_DIRECTIVE_. Go through the data below line by line and count those containing the word "index". Reply with the count only.

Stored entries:
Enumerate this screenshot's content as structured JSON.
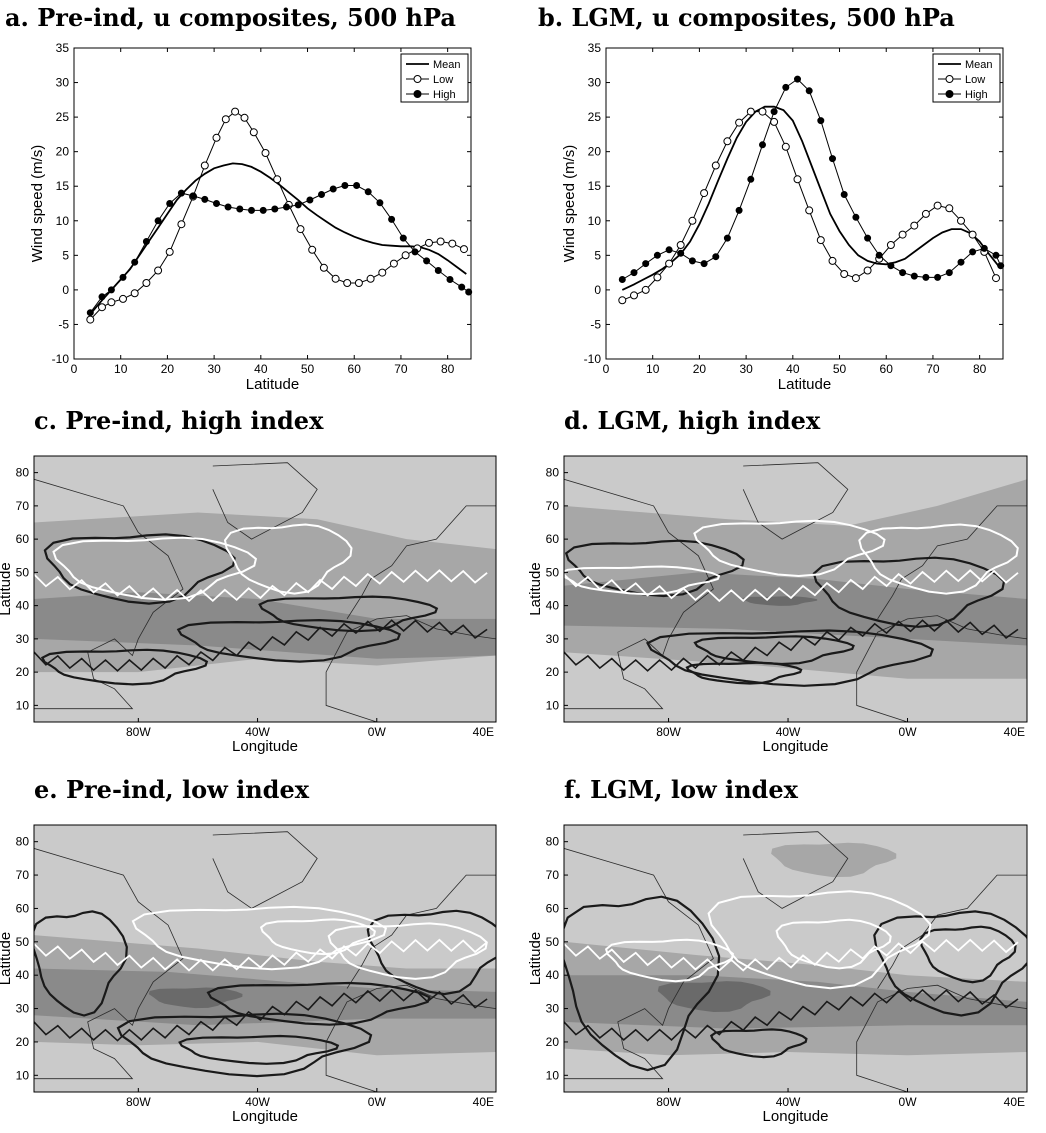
{
  "chart_data": [
    {
      "panel": "a",
      "type": "line",
      "title": "a. Pre-ind, u composites, 500 hPa",
      "xlabel": "Latitude",
      "ylabel": "Wind speed (m/s)",
      "xlim": [
        0,
        85
      ],
      "ylim": [
        -10,
        35
      ],
      "xticks": [
        0,
        10,
        20,
        30,
        40,
        50,
        60,
        70,
        80
      ],
      "yticks": [
        -10,
        -5,
        0,
        5,
        10,
        15,
        20,
        25,
        30,
        35
      ],
      "legend_position": "top-right",
      "series": [
        {
          "name": "Mean",
          "marker": "none",
          "x": [
            3.5,
            6,
            8,
            10,
            12,
            14,
            16,
            18,
            20,
            22,
            24,
            26,
            28,
            30,
            32,
            34,
            36,
            38,
            40,
            42,
            44,
            46,
            48,
            50,
            52,
            54,
            56,
            58,
            60,
            62,
            64,
            66,
            68,
            70,
            72,
            74,
            76,
            78,
            80,
            82,
            84
          ],
          "y": [
            -3.5,
            -1.5,
            0,
            1.5,
            3,
            5,
            7,
            9,
            11,
            13,
            14.5,
            15.8,
            16.8,
            17.6,
            18,
            18.3,
            18.2,
            17.8,
            17.1,
            16.2,
            15.2,
            14.1,
            13,
            11.8,
            10.8,
            9.9,
            9,
            8.3,
            7.7,
            7.2,
            6.8,
            6.5,
            6.4,
            6.3,
            6.3,
            6.2,
            5.8,
            5.2,
            4.3,
            3.3,
            2.3
          ]
        },
        {
          "name": "Low",
          "marker": "open-circle",
          "x": [
            3.5,
            6,
            8,
            10.5,
            13,
            15.5,
            18,
            20.5,
            23,
            25.5,
            28,
            30.5,
            32.5,
            34.5,
            36.5,
            38.5,
            41,
            43.5,
            46,
            48.5,
            51,
            53.5,
            56,
            58.5,
            61,
            63.5,
            66,
            68.5,
            71,
            73.5,
            76,
            78.5,
            81,
            83.5
          ],
          "y": [
            -4.3,
            -2.5,
            -1.8,
            -1.3,
            -0.5,
            1,
            2.8,
            5.5,
            9.5,
            13.5,
            18,
            22,
            24.7,
            25.8,
            24.9,
            22.8,
            19.8,
            16,
            12.3,
            8.8,
            5.8,
            3.2,
            1.6,
            1,
            1,
            1.6,
            2.5,
            3.8,
            5,
            6,
            6.8,
            7,
            6.7,
            5.9
          ]
        },
        {
          "name": "High",
          "marker": "filled-circle",
          "x": [
            3.5,
            6,
            8,
            10.5,
            13,
            15.5,
            18,
            20.5,
            23,
            25.5,
            28,
            30.5,
            33,
            35.5,
            38,
            40.5,
            43,
            45.5,
            48,
            50.5,
            53,
            55.5,
            58,
            60.5,
            63,
            65.5,
            68,
            70.5,
            73,
            75.5,
            78,
            80.5,
            83,
            84.5
          ],
          "y": [
            -3.3,
            -1,
            0,
            1.8,
            4,
            7,
            10,
            12.5,
            14,
            13.6,
            13.1,
            12.5,
            12,
            11.7,
            11.5,
            11.5,
            11.7,
            12,
            12.3,
            13,
            13.8,
            14.6,
            15.1,
            15.1,
            14.2,
            12.6,
            10.2,
            7.5,
            5.5,
            4.2,
            2.8,
            1.5,
            0.4,
            -0.3
          ]
        }
      ]
    },
    {
      "panel": "b",
      "type": "line",
      "title": "b. LGM, u composites, 500 hPa",
      "xlabel": "Latitude",
      "ylabel": "Wind speed (m/s)",
      "xlim": [
        0,
        85
      ],
      "ylim": [
        -10,
        35
      ],
      "xticks": [
        0,
        10,
        20,
        30,
        40,
        50,
        60,
        70,
        80
      ],
      "yticks": [
        -10,
        -5,
        0,
        5,
        10,
        15,
        20,
        25,
        30,
        35
      ],
      "legend_position": "top-right",
      "series": [
        {
          "name": "Mean",
          "marker": "none",
          "x": [
            3.5,
            6,
            8,
            10,
            12,
            14,
            16,
            18,
            20,
            22,
            24,
            26,
            28,
            30,
            32,
            34,
            36,
            38,
            40,
            42,
            44,
            46,
            48,
            50,
            52,
            54,
            56,
            58,
            60,
            62,
            64,
            66,
            68,
            70,
            72,
            74,
            76,
            78,
            80,
            82,
            84
          ],
          "y": [
            0,
            0.8,
            1.5,
            2.2,
            3,
            4,
            5.2,
            7,
            9.5,
            12.5,
            15.8,
            19,
            22,
            24.3,
            25.8,
            26.5,
            26.5,
            26,
            24.5,
            21.5,
            18,
            14.5,
            11,
            8.5,
            6.5,
            5,
            4.2,
            3.8,
            3.7,
            4,
            4.5,
            5.5,
            6.5,
            7.5,
            8.3,
            8.8,
            8.8,
            8.2,
            7,
            5.2,
            3.5
          ]
        },
        {
          "name": "Low",
          "marker": "open-circle",
          "x": [
            3.5,
            6,
            8.5,
            11,
            13.5,
            16,
            18.5,
            21,
            23.5,
            26,
            28.5,
            31,
            33.5,
            36,
            38.5,
            41,
            43.5,
            46,
            48.5,
            51,
            53.5,
            56,
            58.5,
            61,
            63.5,
            66,
            68.5,
            71,
            73.5,
            76,
            78.5,
            81,
            83.5
          ],
          "y": [
            -1.5,
            -0.8,
            0,
            1.8,
            3.8,
            6.5,
            10,
            14,
            18,
            21.5,
            24.2,
            25.8,
            25.8,
            24.3,
            20.7,
            16,
            11.5,
            7.2,
            4.2,
            2.3,
            1.7,
            2.8,
            4.5,
            6.5,
            8,
            9.3,
            11,
            12.2,
            11.8,
            10,
            8,
            5.5,
            1.7
          ]
        },
        {
          "name": "High",
          "marker": "filled-circle",
          "x": [
            3.5,
            6,
            8.5,
            11,
            13.5,
            16,
            18.5,
            21,
            23.5,
            26,
            28.5,
            31,
            33.5,
            36,
            38.5,
            41,
            43.5,
            46,
            48.5,
            51,
            53.5,
            56,
            58.5,
            61,
            63.5,
            66,
            68.5,
            71,
            73.5,
            76,
            78.5,
            81,
            83.5,
            84.5
          ],
          "y": [
            1.5,
            2.5,
            3.8,
            5,
            5.8,
            5.3,
            4.2,
            3.8,
            4.8,
            7.5,
            11.5,
            16,
            21,
            25.8,
            29.3,
            30.5,
            28.8,
            24.5,
            19,
            13.8,
            10.5,
            7.5,
            5,
            3.5,
            2.5,
            2,
            1.8,
            1.8,
            2.5,
            4,
            5.5,
            6,
            5,
            3.5
          ]
        }
      ]
    },
    {
      "panel": "c",
      "type": "heatmap",
      "title": "c. Pre-ind, high index",
      "xlabel": "Longitude",
      "ylabel": "Latitude",
      "xticks": [
        "80W",
        "40W",
        "0W",
        "40E"
      ],
      "yticks": [
        10,
        20,
        30,
        40,
        50,
        60,
        70,
        80
      ],
      "xlim": [
        -115,
        40
      ],
      "ylim": [
        5,
        85
      ]
    },
    {
      "panel": "d",
      "type": "heatmap",
      "title": "d. LGM, high index",
      "xlabel": "Longitude",
      "ylabel": "Latitude",
      "xticks": [
        "80W",
        "40W",
        "0W",
        "40E"
      ],
      "yticks": [
        10,
        20,
        30,
        40,
        50,
        60,
        70,
        80
      ],
      "xlim": [
        -115,
        40
      ],
      "ylim": [
        5,
        85
      ]
    },
    {
      "panel": "e",
      "type": "heatmap",
      "title": "e. Pre-ind, low index",
      "xlabel": "Longitude",
      "ylabel": "Latitude",
      "xticks": [
        "80W",
        "40W",
        "0W",
        "40E"
      ],
      "yticks": [
        10,
        20,
        30,
        40,
        50,
        60,
        70,
        80
      ],
      "xlim": [
        -115,
        40
      ],
      "ylim": [
        5,
        85
      ]
    },
    {
      "panel": "f",
      "type": "heatmap",
      "title": "f. LGM, low index",
      "xlabel": "Longitude",
      "ylabel": "Latitude",
      "xticks": [
        "80W",
        "40W",
        "0W",
        "40E"
      ],
      "yticks": [
        10,
        20,
        30,
        40,
        50,
        60,
        70,
        80
      ],
      "xlim": [
        -115,
        40
      ],
      "ylim": [
        5,
        85
      ]
    }
  ],
  "colors": {
    "shade_light": "#cacaca",
    "shade_mid": "#a7a7a7",
    "shade_dark": "#8a8a8a",
    "shade_darkest": "#6a6a6a",
    "contour_dark": "#1a1a1a",
    "contour_white": "#ffffff"
  }
}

_WORKED SOLUTION_. 4